┌─ SOURCE RECORDS
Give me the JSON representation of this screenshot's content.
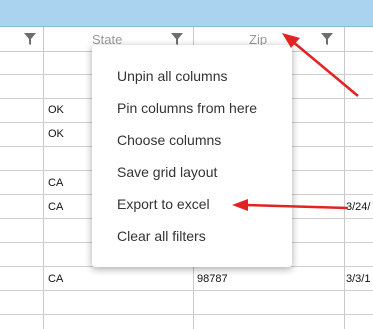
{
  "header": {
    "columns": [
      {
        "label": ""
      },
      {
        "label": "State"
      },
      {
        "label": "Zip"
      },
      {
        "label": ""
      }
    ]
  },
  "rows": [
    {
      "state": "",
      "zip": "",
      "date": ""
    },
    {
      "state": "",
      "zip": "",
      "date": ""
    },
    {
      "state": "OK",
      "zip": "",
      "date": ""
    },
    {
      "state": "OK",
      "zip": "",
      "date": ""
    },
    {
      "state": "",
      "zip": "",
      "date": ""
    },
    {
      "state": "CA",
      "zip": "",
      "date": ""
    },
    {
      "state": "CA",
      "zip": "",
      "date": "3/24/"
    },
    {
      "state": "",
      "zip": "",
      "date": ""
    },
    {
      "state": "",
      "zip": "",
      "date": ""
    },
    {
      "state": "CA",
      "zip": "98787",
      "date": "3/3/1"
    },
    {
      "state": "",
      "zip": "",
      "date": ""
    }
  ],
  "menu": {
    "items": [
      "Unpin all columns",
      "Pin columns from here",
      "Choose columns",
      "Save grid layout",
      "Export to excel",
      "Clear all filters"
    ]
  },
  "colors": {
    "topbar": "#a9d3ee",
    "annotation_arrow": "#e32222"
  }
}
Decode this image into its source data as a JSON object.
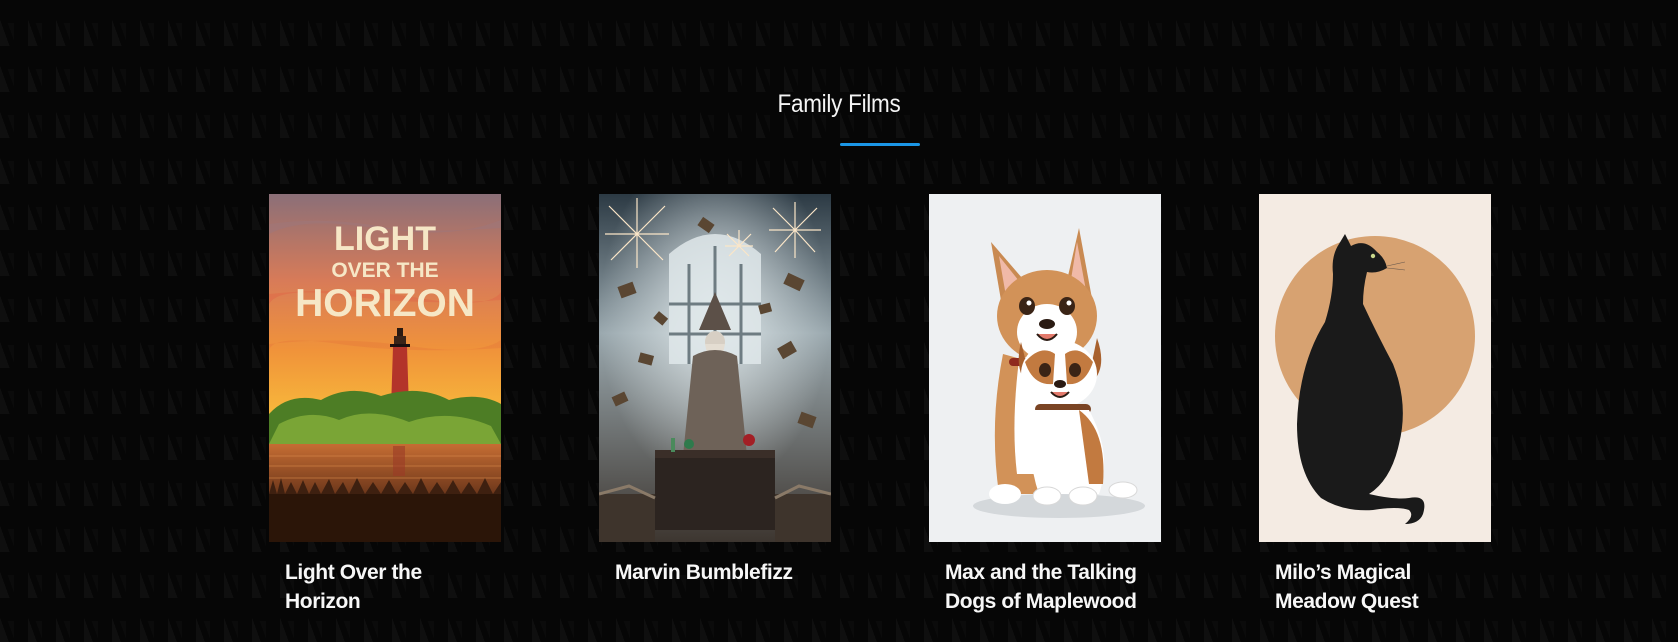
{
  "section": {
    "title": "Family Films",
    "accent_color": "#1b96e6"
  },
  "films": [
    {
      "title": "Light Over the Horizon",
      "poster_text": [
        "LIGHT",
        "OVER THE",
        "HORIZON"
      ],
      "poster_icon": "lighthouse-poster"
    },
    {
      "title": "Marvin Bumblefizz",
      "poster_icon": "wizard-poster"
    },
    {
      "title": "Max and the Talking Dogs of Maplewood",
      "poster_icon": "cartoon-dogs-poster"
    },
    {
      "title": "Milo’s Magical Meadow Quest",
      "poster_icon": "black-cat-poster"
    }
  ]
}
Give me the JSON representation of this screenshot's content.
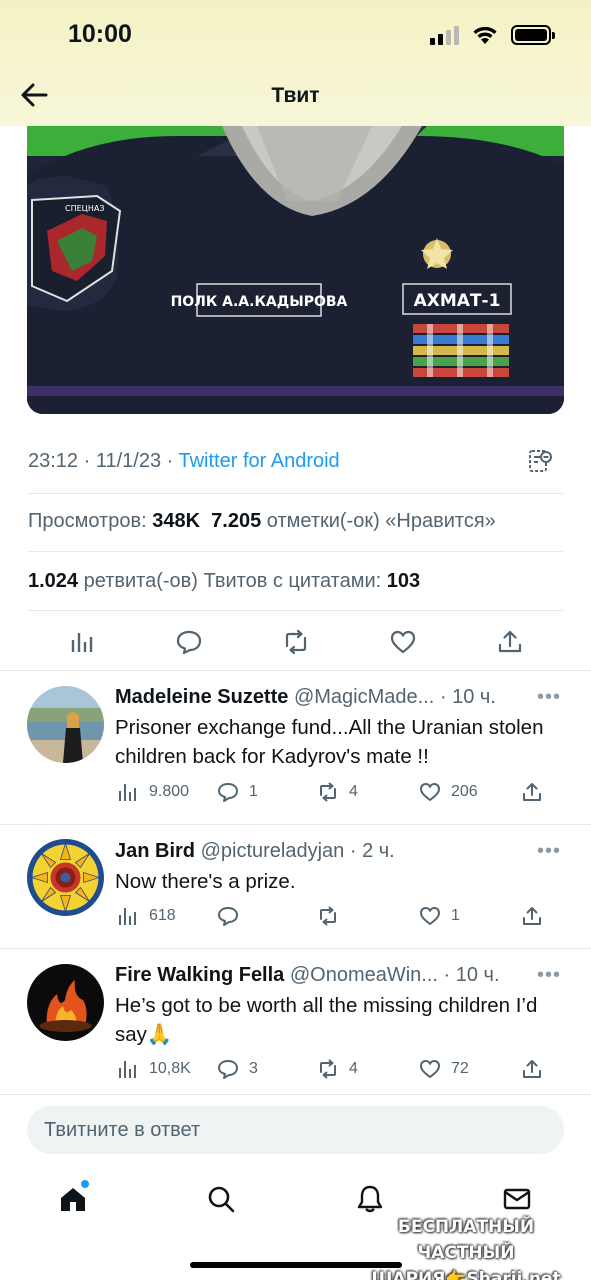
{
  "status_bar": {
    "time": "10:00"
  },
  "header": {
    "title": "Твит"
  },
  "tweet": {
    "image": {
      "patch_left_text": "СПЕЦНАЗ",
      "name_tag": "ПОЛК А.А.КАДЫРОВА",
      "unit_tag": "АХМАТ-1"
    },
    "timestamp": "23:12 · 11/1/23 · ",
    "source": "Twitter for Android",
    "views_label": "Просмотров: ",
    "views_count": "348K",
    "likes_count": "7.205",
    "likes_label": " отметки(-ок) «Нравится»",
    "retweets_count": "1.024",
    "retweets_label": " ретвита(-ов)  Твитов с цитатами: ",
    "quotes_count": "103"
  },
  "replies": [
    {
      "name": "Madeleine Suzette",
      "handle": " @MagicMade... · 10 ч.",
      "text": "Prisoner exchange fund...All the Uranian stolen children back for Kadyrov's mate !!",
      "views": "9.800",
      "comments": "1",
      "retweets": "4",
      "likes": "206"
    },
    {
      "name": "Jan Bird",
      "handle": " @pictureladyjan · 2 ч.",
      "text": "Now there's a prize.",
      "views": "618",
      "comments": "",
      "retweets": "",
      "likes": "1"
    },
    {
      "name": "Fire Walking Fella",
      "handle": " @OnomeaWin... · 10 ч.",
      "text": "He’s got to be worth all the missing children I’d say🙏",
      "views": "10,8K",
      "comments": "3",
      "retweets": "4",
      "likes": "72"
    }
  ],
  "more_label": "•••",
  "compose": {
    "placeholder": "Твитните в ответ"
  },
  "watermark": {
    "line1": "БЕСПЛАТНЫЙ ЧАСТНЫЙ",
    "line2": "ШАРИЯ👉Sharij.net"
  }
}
└─
┌─ SOURCE RECORDS
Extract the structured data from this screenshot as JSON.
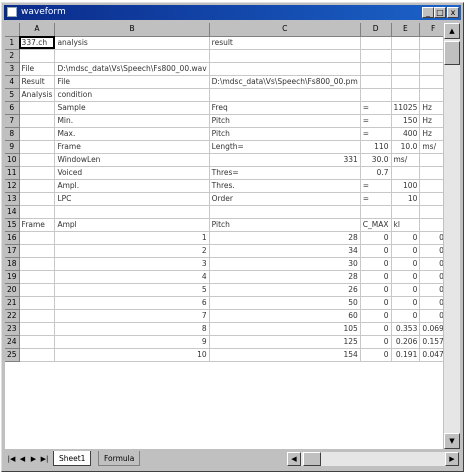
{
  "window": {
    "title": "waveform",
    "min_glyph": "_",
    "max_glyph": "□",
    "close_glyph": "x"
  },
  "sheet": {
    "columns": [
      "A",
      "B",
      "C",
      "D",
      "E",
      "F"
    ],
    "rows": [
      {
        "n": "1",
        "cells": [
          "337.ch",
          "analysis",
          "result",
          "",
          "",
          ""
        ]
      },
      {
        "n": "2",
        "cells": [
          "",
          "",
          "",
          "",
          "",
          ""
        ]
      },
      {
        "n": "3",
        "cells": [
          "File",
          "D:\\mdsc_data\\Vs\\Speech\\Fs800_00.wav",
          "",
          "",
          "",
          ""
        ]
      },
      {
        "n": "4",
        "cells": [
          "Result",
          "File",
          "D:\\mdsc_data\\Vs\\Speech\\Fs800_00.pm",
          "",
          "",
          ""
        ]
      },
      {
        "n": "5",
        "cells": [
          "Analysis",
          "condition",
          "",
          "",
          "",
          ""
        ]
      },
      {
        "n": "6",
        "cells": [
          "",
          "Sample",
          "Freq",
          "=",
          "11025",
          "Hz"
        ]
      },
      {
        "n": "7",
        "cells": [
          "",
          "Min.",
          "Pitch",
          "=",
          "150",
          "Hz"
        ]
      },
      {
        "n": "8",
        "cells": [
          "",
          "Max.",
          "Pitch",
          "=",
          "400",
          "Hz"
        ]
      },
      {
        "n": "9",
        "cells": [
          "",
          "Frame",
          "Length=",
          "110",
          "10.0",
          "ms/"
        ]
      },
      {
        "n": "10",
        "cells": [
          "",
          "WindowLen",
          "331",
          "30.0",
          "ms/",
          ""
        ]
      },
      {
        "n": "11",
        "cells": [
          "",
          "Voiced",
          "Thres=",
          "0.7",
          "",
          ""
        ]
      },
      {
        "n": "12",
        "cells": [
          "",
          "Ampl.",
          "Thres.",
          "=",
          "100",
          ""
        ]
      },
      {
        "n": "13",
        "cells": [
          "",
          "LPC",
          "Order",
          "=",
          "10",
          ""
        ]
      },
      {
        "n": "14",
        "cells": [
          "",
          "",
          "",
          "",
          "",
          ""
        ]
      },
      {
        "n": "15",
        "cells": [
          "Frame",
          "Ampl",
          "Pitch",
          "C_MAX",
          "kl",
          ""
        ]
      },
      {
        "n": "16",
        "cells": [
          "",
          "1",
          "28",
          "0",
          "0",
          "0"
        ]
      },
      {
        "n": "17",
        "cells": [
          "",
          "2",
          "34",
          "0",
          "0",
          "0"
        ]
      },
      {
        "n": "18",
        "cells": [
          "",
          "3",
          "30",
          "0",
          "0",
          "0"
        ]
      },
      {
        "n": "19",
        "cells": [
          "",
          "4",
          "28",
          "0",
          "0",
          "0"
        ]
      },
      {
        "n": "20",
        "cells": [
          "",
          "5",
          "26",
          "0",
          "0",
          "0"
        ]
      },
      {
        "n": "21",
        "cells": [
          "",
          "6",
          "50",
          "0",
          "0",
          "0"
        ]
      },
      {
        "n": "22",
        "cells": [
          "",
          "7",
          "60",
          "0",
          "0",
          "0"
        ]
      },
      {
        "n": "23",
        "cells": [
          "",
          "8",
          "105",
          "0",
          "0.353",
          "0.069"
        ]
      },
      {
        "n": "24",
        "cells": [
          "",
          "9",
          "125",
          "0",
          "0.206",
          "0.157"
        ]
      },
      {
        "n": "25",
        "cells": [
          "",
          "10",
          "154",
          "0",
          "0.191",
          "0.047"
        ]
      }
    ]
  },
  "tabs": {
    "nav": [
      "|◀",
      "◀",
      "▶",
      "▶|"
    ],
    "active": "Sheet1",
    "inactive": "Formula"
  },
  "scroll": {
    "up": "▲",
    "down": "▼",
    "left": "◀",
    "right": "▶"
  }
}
└─
┌─ SOURCE RECORDS
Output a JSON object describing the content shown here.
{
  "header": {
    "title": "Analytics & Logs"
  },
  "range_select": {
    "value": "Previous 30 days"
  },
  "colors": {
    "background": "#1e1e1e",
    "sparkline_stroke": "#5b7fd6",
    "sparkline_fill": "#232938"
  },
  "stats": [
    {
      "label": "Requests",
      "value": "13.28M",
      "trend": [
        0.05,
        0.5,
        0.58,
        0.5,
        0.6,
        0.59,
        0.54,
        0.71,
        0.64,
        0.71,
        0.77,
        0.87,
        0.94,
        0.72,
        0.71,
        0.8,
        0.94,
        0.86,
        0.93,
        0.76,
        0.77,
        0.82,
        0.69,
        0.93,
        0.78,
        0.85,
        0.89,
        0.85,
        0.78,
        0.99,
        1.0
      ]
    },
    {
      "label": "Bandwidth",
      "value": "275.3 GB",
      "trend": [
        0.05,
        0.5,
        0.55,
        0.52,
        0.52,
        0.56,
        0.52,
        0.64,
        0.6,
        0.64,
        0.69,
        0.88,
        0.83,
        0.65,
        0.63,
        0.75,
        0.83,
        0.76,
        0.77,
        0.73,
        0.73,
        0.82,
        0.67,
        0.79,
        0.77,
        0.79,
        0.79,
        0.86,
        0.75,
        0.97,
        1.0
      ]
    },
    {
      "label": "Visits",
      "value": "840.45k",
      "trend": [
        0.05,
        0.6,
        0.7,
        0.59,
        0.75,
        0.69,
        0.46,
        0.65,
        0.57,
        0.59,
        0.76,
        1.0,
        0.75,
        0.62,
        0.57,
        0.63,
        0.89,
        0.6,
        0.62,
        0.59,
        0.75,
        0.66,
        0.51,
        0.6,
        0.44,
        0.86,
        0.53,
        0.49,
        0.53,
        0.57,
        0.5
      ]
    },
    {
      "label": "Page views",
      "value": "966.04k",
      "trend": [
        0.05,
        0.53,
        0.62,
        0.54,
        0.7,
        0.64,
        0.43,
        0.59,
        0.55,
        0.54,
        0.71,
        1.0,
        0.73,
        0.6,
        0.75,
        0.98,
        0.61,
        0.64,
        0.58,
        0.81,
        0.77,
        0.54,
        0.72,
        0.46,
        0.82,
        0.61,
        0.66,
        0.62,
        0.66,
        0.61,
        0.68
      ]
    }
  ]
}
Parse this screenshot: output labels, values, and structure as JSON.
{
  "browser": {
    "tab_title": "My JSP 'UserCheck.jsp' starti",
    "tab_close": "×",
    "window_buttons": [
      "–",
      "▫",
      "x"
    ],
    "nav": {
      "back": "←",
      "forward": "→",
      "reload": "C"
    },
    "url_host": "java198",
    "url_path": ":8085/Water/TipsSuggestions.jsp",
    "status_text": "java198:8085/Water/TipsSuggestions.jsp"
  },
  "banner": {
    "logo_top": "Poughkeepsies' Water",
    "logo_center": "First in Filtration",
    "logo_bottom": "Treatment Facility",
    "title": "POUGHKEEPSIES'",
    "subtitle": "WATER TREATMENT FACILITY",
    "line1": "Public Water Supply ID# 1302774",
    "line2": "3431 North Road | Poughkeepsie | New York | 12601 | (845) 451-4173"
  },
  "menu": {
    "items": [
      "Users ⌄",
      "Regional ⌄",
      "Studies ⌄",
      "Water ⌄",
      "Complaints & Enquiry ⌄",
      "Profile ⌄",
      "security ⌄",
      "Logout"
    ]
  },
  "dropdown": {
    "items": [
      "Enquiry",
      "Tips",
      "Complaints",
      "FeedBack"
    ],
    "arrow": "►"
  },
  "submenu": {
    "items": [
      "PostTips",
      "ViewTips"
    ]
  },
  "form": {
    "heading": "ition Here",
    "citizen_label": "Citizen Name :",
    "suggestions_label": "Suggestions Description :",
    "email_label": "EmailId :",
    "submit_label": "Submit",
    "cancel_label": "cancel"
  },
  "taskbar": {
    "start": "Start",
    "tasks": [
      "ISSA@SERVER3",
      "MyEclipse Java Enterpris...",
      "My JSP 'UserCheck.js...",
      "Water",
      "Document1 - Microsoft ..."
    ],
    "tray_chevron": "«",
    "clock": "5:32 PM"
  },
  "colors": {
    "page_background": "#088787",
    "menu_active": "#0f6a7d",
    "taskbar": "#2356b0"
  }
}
└─
- _EXERCISE OBJECTIVE_: Gather each line in these records that contains the string "Speech".

- _PROBLEM SOLUTION_:
          "D:\\mdsc_data\\Vs\\Speech\\Fs800_00.wav",
          "D:\\mdsc_data\\Vs\\Speech\\Fs800_00.pm",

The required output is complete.